* start DATA ENTRIES *

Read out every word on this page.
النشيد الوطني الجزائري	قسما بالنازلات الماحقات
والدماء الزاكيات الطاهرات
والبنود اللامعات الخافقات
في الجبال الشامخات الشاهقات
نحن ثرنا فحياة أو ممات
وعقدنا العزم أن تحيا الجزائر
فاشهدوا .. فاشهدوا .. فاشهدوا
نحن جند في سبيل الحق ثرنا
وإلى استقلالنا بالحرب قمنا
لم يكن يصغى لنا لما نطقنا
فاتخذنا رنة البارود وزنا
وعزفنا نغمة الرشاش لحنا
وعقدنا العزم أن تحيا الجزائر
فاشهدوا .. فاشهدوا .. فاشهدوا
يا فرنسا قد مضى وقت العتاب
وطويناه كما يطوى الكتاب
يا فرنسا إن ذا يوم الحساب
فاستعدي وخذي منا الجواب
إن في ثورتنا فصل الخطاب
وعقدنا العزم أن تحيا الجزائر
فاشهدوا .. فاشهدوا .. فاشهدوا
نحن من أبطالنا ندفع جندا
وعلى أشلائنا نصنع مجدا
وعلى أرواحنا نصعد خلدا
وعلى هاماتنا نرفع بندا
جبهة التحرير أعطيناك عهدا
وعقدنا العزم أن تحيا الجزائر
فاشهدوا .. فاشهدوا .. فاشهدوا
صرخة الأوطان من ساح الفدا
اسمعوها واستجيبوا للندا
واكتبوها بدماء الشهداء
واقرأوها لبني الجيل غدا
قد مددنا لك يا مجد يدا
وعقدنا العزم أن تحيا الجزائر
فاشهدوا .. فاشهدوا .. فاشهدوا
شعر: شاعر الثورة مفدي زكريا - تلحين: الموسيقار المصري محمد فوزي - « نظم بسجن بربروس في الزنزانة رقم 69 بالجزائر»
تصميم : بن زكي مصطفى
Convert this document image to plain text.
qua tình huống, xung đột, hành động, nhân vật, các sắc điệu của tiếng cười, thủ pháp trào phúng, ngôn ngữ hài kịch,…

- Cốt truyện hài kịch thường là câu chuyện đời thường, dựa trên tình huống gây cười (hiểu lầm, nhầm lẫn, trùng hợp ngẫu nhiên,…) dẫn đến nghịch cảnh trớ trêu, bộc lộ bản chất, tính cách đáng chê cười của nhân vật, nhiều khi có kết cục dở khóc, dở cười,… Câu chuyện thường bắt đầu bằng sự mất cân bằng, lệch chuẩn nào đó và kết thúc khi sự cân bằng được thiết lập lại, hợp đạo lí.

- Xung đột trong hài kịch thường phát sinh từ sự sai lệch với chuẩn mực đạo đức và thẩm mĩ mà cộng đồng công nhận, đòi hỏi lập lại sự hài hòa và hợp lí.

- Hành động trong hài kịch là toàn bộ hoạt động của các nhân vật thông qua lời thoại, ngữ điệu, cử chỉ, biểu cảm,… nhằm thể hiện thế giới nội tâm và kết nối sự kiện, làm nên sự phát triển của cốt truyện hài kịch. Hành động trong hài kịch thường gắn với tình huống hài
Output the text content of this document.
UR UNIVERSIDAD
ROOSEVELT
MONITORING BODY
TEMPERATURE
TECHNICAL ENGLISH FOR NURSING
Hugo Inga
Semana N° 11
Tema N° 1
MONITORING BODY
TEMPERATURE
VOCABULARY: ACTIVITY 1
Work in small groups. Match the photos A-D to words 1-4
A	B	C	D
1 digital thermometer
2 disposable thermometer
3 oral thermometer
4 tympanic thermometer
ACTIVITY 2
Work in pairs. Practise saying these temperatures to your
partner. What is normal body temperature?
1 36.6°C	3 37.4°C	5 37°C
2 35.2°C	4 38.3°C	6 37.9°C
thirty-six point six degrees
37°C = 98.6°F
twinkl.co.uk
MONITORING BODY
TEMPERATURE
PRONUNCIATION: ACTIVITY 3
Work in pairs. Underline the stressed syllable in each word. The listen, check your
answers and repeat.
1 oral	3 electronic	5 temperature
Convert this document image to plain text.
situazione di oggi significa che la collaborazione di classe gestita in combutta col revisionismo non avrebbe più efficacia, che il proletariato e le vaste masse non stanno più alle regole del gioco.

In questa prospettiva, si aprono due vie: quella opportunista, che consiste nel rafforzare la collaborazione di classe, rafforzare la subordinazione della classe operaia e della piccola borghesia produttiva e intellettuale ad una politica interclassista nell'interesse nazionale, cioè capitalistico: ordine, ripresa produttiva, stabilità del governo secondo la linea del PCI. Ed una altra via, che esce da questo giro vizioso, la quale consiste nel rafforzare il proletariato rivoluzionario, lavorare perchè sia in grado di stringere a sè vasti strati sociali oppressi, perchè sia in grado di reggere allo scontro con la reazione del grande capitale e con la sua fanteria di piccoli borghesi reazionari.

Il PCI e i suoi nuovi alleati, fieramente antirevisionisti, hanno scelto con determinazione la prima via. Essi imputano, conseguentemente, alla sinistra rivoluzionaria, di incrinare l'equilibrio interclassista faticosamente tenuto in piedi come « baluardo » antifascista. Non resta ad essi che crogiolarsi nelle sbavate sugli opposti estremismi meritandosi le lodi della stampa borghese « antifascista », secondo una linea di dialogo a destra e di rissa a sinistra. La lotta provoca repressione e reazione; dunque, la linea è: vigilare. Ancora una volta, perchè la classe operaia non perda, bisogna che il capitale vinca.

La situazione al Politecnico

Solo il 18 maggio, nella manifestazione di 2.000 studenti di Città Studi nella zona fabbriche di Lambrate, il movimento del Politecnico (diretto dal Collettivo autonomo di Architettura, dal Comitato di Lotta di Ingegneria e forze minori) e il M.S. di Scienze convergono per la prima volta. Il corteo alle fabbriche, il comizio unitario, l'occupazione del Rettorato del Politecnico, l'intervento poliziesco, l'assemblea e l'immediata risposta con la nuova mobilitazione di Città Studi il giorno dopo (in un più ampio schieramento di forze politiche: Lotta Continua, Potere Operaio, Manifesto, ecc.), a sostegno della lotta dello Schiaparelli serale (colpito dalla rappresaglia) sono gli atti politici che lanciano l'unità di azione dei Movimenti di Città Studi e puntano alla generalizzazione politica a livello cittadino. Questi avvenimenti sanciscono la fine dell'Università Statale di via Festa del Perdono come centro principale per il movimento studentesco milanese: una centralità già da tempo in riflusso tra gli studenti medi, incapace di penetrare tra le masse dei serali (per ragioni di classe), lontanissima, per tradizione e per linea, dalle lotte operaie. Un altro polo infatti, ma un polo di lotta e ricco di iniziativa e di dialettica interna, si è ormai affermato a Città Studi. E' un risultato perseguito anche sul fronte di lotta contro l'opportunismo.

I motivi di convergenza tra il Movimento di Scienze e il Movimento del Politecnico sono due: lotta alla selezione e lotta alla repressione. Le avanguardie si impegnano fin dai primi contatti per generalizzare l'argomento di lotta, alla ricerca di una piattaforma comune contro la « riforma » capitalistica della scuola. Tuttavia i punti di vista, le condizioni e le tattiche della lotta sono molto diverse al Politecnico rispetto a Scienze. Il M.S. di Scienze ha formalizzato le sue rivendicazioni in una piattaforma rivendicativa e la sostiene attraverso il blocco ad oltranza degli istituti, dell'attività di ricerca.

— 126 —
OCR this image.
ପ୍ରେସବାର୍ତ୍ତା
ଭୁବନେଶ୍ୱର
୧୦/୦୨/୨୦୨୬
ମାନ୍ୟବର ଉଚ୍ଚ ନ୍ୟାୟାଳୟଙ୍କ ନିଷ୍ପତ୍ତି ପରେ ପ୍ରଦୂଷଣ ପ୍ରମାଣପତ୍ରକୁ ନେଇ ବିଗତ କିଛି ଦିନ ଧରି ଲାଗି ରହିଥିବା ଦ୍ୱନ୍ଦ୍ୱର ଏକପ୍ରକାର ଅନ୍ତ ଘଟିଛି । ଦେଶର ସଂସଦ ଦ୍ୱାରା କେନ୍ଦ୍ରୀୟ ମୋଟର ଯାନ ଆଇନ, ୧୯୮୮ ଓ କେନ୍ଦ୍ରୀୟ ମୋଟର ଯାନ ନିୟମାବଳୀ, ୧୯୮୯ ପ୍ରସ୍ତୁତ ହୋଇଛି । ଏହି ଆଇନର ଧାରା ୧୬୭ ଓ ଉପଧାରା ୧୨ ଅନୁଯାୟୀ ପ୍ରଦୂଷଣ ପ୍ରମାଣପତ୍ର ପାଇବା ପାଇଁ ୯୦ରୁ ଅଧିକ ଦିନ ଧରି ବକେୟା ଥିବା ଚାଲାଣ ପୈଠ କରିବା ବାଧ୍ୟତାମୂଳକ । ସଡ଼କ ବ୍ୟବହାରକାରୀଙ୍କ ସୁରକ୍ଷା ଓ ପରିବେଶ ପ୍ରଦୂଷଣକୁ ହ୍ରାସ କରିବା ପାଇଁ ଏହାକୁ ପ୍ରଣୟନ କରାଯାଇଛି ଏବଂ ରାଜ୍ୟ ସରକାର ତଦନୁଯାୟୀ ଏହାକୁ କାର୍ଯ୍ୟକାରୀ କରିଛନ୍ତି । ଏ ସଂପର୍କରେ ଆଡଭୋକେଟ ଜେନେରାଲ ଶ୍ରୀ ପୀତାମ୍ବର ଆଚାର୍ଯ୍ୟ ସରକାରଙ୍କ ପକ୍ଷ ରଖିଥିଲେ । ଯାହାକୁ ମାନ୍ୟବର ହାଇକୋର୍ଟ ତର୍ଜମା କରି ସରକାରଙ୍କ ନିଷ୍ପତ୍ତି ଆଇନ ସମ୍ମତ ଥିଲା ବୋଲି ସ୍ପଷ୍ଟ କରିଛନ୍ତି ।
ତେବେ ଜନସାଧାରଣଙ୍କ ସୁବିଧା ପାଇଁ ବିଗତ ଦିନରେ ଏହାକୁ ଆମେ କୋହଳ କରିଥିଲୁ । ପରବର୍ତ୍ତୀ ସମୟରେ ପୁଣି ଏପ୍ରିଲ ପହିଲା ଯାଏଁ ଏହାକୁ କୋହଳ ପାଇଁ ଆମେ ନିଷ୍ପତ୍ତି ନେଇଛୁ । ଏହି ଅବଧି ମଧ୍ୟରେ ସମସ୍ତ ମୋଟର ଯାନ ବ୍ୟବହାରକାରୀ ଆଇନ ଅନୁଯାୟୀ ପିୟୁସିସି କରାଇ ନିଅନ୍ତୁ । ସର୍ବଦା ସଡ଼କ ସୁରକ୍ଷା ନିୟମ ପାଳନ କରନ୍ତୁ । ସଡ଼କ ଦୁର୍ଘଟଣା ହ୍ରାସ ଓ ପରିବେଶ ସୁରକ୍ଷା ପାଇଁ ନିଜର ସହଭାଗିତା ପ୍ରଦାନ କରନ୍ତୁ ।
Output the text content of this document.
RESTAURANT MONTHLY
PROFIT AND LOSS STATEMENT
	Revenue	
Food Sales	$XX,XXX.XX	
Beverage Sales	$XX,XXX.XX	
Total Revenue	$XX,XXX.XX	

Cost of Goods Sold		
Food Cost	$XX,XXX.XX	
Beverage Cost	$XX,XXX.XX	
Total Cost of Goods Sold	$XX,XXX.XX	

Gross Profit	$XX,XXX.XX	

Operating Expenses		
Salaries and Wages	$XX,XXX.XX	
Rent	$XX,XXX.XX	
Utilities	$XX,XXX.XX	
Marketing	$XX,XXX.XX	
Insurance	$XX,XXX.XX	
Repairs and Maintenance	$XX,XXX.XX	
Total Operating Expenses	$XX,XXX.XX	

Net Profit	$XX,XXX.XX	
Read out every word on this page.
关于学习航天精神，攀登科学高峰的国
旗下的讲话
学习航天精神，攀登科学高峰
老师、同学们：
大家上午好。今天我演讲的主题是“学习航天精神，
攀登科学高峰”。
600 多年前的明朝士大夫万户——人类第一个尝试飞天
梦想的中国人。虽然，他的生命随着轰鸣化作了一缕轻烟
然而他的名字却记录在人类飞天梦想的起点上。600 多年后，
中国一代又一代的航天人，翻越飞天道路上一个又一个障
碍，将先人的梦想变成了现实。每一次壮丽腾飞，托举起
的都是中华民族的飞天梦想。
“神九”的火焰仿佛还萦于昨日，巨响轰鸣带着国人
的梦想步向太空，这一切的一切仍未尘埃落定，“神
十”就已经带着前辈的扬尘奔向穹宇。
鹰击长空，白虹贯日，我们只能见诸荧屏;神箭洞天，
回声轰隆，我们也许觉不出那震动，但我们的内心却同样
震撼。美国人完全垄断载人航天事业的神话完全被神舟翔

* end DATA ENTRIES *

*DIRECTIONS*.
Copy every line that contains the string "ACTIVITY".

*RESPONSE*.
VOCABULARY: ACTIVITY 1
ACTIVITY 2
PRONUNCIATION: ACTIVITY 3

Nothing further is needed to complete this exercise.